■ WRITTEN PROBLEM
Omit every picture and return the rest of the data unaltered.

■ MATERIAL PROVIDED
+ + +

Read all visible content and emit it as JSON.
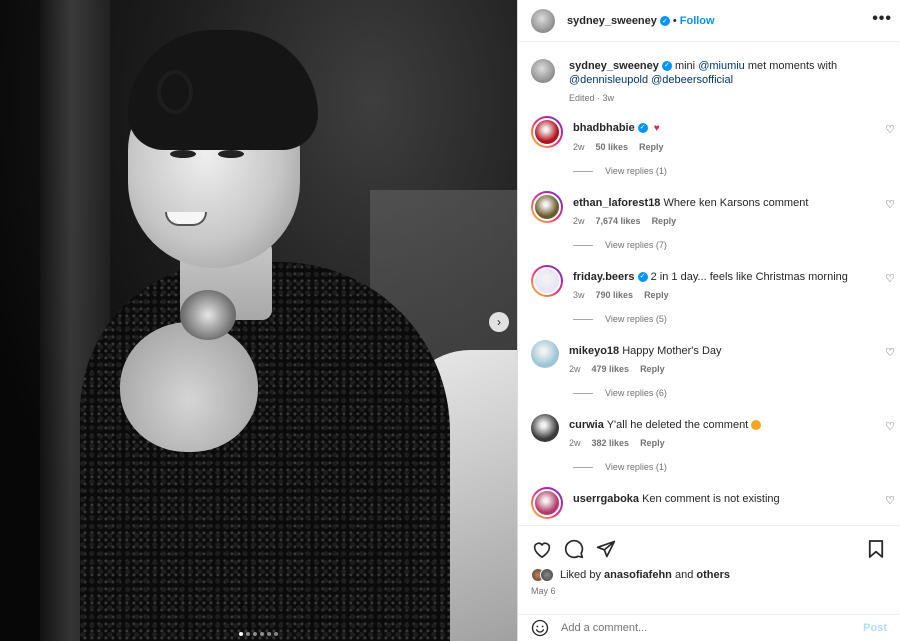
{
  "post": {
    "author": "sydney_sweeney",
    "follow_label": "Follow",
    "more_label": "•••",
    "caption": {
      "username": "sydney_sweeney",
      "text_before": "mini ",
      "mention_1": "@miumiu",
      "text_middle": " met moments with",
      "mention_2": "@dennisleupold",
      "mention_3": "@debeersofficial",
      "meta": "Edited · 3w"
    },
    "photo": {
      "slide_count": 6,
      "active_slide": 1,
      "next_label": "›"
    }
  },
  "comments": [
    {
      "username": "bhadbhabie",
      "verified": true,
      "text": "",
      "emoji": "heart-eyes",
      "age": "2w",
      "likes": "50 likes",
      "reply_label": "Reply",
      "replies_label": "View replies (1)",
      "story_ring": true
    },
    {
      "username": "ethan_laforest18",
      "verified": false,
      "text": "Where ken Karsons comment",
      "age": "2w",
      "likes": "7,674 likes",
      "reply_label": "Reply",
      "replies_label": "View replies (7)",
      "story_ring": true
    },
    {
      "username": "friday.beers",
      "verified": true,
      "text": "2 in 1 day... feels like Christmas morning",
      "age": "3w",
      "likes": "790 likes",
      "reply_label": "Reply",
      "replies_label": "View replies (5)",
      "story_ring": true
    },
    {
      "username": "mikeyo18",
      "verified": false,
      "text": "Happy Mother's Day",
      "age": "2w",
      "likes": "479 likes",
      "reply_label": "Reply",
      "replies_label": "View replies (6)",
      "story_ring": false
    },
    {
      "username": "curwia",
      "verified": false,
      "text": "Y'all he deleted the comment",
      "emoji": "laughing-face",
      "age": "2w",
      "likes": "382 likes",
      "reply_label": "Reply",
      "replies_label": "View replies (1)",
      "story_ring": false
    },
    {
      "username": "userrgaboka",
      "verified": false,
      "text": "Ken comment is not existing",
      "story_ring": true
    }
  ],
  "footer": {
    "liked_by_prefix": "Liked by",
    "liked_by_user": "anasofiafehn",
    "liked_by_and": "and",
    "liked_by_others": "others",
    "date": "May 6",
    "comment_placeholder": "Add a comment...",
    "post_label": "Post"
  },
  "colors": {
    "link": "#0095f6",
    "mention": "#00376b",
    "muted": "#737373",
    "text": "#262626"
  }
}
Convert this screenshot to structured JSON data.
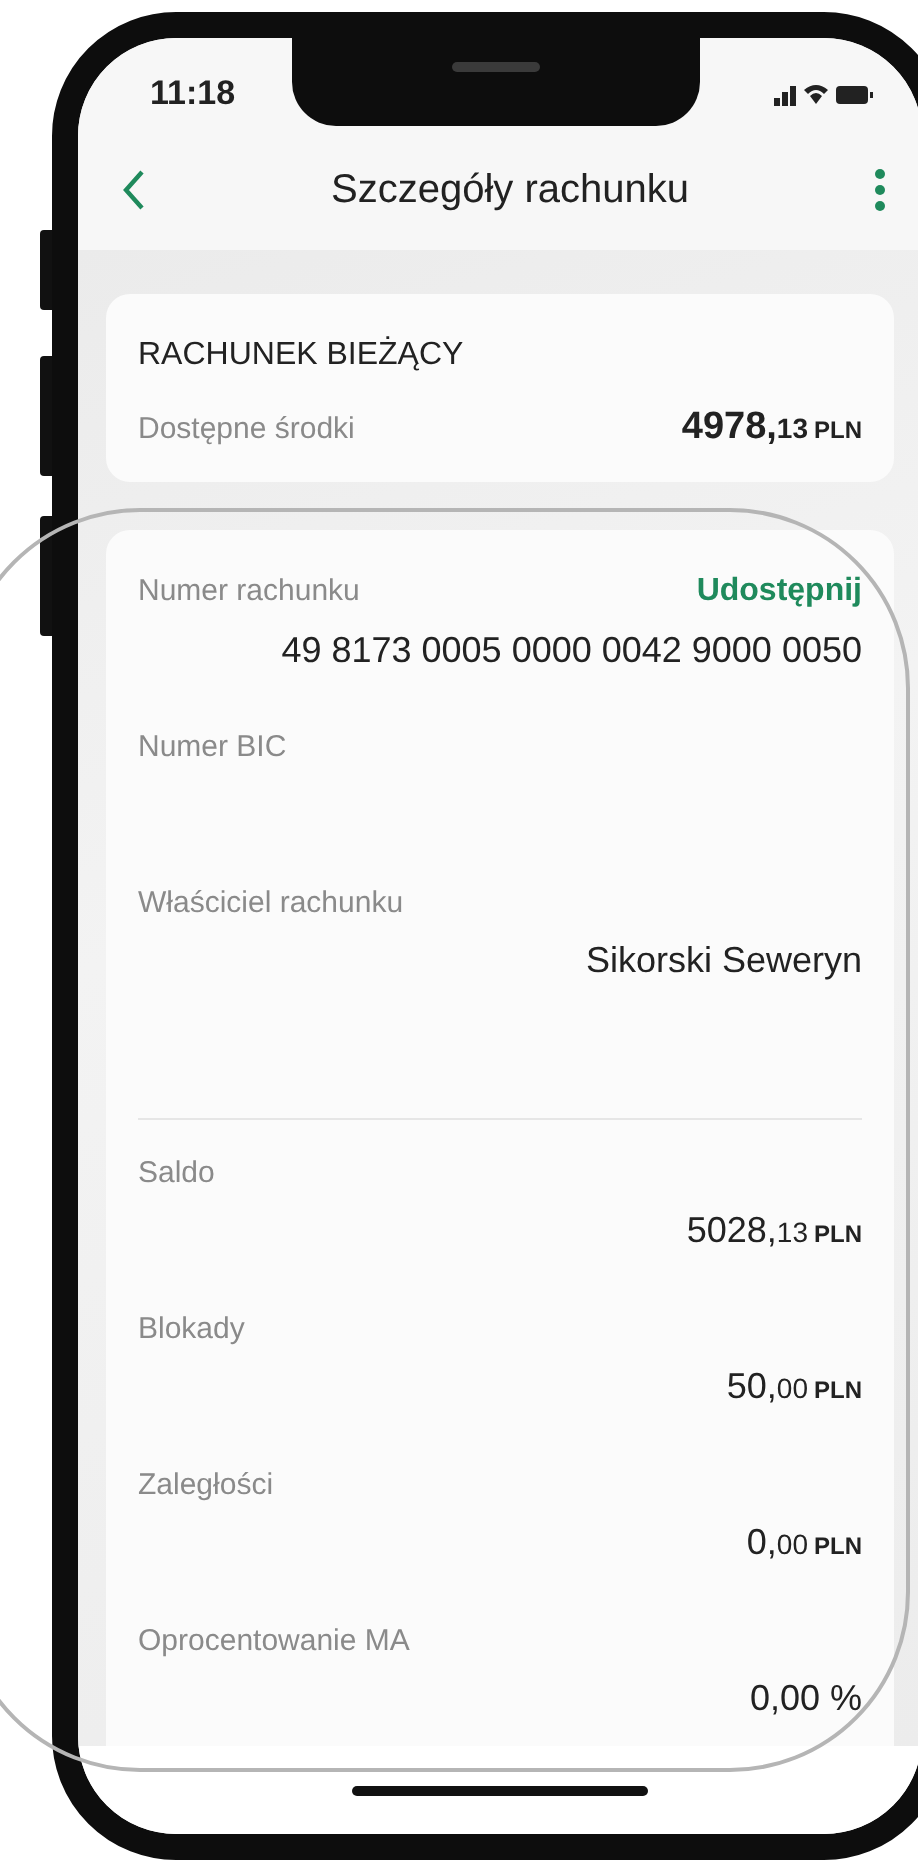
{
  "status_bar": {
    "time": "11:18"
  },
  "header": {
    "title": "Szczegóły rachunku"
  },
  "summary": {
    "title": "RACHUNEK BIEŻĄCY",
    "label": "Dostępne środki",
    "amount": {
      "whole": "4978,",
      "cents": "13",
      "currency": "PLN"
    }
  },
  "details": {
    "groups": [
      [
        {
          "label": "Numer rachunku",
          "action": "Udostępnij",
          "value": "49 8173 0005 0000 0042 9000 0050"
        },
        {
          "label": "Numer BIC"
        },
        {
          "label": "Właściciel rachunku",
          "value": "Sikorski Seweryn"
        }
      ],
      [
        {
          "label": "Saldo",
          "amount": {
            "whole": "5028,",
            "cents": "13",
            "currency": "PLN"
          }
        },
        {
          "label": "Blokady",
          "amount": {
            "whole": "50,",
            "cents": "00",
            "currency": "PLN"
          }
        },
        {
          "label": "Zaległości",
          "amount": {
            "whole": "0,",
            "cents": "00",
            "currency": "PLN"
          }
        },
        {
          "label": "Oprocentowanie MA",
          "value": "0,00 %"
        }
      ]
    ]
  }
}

+ + +

■ EXERCISE RESULT
Read all visible content and emit it as JSON.
{
  "post": {
    "author": "sydney_sweeney",
    "follow_label": "Follow",
    "more_label": "•••",
    "caption": {
      "username": "sydney_sweeney",
      "text_before": "mini ",
      "mention_1": "@miumiu",
      "text_middle": " met moments with",
      "mention_2": "@dennisleupold",
      "mention_3": "@debeersofficial",
      "meta": "Edited · 3w"
    },
    "photo": {
      "slide_count": 6,
      "active_slide": 1,
      "next_label": "›"
    }
  },
  "comments": [
    {
      "username": "bhadbhabie",
      "verified": true,
      "text": "",
      "emoji": "heart-eyes",
      "age": "2w",
      "likes": "50 likes",
      "reply_label": "Reply",
      "replies_label": "View replies (1)",
      "story_ring": true
    },
    {
      "username": "ethan_laforest18",
      "verified": false,
      "text": "Where ken Karsons comment",
      "age": "2w",
      "likes": "7,674 likes",
      "reply_label": "Reply",
      "replies_label": "View replies (7)",
      "story_ring": true
    },
    {
      "username": "friday.beers",
      "verified": true,
      "text": "2 in 1 day... feels like Christmas morning",
      "age": "3w",
      "likes": "790 likes",
      "reply_label": "Reply",
      "replies_label": "View replies (5)",
      "story_ring": true
    },
    {
      "username": "mikeyo18",
      "verified": false,
      "text": "Happy Mother's Day",
      "age": "2w",
      "likes": "479 likes",
      "reply_label": "Reply",
      "replies_label": "View replies (6)",
      "story_ring": false
    },
    {
      "username": "curwia",
      "verified": false,
      "text": "Y'all he deleted the comment",
      "emoji": "laughing-face",
      "age": "2w",
      "likes": "382 likes",
      "reply_label": "Reply",
      "replies_label": "View replies (1)",
      "story_ring": false
    },
    {
      "username": "userrgaboka",
      "verified": false,
      "text": "Ken comment is not existing",
      "story_ring": true
    }
  ],
  "footer": {
    "liked_by_prefix": "Liked by",
    "liked_by_user": "anasofiafehn",
    "liked_by_and": "and",
    "liked_by_others": "others",
    "date": "May 6",
    "comment_placeholder": "Add a comment...",
    "post_label": "Post"
  },
  "colors": {
    "link": "#0095f6",
    "mention": "#00376b",
    "muted": "#737373",
    "text": "#262626"
  }
}
Convert this screenshot to structured JSON data.
{
  "status_bar": {
    "time": "11:18"
  },
  "header": {
    "title": "Szczegóły rachunku"
  },
  "summary": {
    "title": "RACHUNEK BIEŻĄCY",
    "label": "Dostępne środki",
    "amount": {
      "whole": "4978,",
      "cents": "13",
      "currency": "PLN"
    }
  },
  "details": {
    "groups": [
      [
        {
          "label": "Numer rachunku",
          "action": "Udostępnij",
          "value": "49 8173 0005 0000 0042 9000 0050"
        },
        {
          "label": "Numer BIC"
        },
        {
          "label": "Właściciel rachunku",
          "value": "Sikorski Seweryn"
        }
      ],
      [
        {
          "label": "Saldo",
          "amount": {
            "whole": "5028,",
            "cents": "13",
            "currency": "PLN"
          }
        },
        {
          "label": "Blokady",
          "amount": {
            "whole": "50,",
            "cents": "00",
            "currency": "PLN"
          }
        },
        {
          "label": "Zaległości",
          "amount": {
            "whole": "0,",
            "cents": "00",
            "currency": "PLN"
          }
        },
        {
          "label": "Oprocentowanie MA",
          "value": "0,00 %"
        }
      ]
    ]
  }
}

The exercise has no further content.